* BEGIN DATA EXCERPTS *
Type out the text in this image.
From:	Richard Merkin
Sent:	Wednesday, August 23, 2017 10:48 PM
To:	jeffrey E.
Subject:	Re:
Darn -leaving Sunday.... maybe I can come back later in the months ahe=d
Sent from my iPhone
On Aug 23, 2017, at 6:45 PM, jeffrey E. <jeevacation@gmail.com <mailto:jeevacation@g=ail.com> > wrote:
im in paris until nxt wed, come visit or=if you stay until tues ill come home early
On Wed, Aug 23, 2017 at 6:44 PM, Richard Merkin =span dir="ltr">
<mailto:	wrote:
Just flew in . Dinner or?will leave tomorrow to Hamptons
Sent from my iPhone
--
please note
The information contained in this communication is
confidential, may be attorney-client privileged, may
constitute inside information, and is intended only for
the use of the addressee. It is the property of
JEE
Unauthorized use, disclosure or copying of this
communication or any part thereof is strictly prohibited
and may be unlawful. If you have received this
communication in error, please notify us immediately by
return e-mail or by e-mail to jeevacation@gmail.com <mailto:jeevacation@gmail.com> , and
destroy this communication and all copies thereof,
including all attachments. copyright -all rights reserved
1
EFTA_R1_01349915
* END DATA EXCERPTS *
DIRECTION: Select the lines in this material that hold the word "Merkin", leaving none out.

EXERCISE OUTPUT:
From:	Richard Merkin
On Wed, Aug 23, 2017 at 6:44 PM, Richard Merkin =span dir="ltr">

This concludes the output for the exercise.